* **Problem statement**: Substitute "bar-label" for each occurrence of "bar-value-label" in the rows, starting from the first row and running through the line holding "y-tick-label: 4.0% — [59, 316, 89, 330]", inclusive. Write those lines out again with everything else left unchanged.
## Begin Supplied records
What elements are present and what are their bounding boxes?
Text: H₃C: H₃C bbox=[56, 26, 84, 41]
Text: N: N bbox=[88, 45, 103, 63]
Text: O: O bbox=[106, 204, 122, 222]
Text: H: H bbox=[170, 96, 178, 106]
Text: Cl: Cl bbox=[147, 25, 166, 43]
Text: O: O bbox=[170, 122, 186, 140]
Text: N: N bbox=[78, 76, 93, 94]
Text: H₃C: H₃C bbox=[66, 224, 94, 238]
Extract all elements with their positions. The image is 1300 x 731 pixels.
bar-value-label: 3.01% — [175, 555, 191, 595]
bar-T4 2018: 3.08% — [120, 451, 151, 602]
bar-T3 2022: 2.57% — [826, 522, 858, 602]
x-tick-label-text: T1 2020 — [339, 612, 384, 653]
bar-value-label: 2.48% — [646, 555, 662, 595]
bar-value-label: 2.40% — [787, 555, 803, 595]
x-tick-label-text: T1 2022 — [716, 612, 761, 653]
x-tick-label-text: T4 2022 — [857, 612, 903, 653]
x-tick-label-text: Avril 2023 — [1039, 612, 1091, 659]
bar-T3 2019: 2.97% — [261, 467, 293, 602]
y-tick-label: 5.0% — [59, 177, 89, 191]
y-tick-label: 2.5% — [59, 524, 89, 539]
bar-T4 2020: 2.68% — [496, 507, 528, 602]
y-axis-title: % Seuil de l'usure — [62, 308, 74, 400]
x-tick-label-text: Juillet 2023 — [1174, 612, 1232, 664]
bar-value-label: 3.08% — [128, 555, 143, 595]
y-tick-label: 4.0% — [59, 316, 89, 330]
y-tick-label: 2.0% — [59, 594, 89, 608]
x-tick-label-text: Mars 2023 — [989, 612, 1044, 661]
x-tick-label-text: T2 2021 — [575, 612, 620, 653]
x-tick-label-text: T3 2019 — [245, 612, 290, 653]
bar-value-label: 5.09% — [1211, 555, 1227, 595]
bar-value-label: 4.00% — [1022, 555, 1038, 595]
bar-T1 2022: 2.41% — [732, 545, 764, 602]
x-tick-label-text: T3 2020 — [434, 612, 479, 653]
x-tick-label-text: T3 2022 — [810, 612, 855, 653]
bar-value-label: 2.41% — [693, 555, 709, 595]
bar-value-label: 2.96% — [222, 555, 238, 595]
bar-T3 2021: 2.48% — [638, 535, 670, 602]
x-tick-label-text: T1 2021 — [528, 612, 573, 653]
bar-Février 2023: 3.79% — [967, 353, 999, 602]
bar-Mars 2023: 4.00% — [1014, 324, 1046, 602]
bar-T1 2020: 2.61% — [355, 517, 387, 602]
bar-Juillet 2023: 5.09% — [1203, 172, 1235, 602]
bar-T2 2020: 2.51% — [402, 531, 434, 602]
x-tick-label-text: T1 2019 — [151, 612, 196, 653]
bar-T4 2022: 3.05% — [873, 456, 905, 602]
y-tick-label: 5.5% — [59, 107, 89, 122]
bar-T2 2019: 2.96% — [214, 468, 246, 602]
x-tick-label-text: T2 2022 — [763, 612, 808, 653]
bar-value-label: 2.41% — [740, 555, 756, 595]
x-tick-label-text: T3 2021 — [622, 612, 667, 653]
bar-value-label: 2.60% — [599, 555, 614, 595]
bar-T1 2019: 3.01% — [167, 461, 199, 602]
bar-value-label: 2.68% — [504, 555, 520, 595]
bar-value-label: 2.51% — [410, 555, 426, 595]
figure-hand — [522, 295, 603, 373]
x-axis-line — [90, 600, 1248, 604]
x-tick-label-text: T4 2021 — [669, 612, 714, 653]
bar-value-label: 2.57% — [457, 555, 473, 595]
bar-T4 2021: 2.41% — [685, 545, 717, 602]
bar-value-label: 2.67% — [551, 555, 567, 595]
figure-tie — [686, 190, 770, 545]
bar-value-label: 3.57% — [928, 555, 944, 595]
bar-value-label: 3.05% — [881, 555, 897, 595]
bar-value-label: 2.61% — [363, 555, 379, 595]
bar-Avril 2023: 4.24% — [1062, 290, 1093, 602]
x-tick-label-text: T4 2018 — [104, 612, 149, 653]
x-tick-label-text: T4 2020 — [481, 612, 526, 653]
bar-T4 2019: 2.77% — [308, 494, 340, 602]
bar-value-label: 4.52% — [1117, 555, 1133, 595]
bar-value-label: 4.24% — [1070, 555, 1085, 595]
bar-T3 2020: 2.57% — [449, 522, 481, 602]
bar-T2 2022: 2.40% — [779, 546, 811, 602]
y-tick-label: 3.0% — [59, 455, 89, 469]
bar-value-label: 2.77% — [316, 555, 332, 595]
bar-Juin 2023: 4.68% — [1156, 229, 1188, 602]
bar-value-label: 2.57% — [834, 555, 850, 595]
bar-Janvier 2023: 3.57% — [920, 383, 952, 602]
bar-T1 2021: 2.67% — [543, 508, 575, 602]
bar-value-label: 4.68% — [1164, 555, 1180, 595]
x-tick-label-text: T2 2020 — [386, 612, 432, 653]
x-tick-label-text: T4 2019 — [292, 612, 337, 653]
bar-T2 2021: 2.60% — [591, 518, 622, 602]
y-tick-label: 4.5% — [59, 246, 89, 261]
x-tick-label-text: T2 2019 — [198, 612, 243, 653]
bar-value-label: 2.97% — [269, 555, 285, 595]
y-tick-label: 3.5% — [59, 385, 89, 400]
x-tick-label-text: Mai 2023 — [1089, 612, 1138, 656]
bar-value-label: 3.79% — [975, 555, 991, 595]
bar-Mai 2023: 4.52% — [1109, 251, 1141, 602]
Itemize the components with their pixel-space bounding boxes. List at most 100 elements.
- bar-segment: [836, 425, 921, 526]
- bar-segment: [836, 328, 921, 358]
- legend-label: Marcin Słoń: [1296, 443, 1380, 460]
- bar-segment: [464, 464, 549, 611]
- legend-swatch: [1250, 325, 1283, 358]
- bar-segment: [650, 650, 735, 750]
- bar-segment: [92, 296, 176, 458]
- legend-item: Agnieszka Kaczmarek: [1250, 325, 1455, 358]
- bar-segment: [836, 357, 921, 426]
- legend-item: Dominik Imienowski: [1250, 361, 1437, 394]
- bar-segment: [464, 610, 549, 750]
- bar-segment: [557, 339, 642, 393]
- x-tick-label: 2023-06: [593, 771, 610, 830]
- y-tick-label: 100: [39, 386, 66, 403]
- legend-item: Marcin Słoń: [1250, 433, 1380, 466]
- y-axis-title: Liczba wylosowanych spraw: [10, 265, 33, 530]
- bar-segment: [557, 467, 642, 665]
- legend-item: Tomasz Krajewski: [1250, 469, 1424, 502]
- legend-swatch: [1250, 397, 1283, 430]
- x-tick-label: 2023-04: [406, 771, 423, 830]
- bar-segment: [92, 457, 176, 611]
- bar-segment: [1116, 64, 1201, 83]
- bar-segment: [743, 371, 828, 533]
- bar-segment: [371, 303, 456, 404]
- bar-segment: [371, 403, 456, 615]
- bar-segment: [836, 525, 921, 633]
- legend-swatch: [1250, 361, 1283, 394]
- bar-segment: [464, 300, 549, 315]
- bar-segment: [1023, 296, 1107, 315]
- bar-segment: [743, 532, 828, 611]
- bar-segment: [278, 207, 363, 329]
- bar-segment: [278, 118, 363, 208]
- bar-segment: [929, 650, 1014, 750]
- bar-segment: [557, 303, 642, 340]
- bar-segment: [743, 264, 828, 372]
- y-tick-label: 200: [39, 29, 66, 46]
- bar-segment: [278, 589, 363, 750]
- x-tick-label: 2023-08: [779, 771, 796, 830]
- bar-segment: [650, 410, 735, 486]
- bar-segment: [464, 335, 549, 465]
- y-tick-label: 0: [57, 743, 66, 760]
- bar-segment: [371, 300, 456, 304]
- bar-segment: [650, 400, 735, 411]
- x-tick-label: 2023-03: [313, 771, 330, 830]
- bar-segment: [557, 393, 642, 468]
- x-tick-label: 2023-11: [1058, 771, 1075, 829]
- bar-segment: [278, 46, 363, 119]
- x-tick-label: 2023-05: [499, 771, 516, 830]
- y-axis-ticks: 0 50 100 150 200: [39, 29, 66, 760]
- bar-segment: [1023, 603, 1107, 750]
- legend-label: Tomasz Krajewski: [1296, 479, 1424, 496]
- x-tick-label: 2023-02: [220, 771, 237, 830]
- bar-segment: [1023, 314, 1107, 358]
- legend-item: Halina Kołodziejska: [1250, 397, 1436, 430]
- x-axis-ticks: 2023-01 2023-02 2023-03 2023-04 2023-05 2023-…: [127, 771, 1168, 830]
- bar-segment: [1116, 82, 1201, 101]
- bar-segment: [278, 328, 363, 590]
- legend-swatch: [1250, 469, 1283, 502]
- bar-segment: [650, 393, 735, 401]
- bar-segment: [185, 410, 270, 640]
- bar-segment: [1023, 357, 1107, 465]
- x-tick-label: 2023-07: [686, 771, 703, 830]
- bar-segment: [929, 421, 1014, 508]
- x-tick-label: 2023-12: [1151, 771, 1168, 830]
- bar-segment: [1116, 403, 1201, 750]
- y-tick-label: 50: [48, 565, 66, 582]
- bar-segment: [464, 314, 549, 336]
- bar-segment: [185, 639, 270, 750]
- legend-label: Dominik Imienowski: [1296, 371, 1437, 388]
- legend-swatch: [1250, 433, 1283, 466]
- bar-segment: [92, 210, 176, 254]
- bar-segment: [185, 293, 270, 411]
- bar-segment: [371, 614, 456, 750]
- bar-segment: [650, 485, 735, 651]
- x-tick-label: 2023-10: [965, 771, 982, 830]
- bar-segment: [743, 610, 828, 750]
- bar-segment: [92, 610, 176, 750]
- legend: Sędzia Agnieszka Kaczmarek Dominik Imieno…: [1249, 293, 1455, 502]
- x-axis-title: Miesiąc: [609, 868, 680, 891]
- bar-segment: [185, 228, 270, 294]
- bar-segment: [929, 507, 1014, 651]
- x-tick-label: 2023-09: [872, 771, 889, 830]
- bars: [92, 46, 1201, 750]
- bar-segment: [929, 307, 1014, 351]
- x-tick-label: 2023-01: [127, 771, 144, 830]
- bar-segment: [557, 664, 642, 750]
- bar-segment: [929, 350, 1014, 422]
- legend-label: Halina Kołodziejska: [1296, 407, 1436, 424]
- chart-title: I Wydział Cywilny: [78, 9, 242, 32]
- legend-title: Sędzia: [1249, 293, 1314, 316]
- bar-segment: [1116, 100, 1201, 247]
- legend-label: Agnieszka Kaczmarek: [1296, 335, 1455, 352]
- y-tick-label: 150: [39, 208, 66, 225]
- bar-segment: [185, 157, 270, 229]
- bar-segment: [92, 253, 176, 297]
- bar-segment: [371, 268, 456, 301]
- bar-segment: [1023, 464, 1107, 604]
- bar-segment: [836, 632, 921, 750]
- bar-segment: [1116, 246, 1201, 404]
## End Supplied records
* **Output of the task**:
What elements are present and what are their bounding boxes?
Text: H₃C: H₃C bbox=[56, 26, 84, 41]
Text: N: N bbox=[88, 45, 103, 63]
Text: O: O bbox=[106, 204, 122, 222]
Text: H: H bbox=[170, 96, 178, 106]
Text: Cl: Cl bbox=[147, 25, 166, 43]
Text: O: O bbox=[170, 122, 186, 140]
Text: N: N bbox=[78, 76, 93, 94]
Text: H₃C: H₃C bbox=[66, 224, 94, 238]
Extract all elements with their positions. The image is 1300 x 731 pixels.
bar-label: 3.01% — [175, 555, 191, 595]
bar-T4 2018: 3.08% — [120, 451, 151, 602]
bar-T3 2022: 2.57% — [826, 522, 858, 602]
x-tick-label-text: T1 2020 — [339, 612, 384, 653]
bar-label: 2.48% — [646, 555, 662, 595]
bar-label: 2.40% — [787, 555, 803, 595]
x-tick-label-text: T1 2022 — [716, 612, 761, 653]
x-tick-label-text: T4 2022 — [857, 612, 903, 653]
x-tick-label-text: Avril 2023 — [1039, 612, 1091, 659]
bar-T3 2019: 2.97% — [261, 467, 293, 602]
y-tick-label: 5.0% — [59, 177, 89, 191]
y-tick-label: 2.5% — [59, 524, 89, 539]
bar-T4 2020: 2.68% — [496, 507, 528, 602]
y-axis-title: % Seuil de l'usure — [62, 308, 74, 400]
x-tick-label-text: Juillet 2023 — [1174, 612, 1232, 664]
bar-label: 3.08% — [128, 555, 143, 595]
y-tick-label: 4.0% — [59, 316, 89, 330]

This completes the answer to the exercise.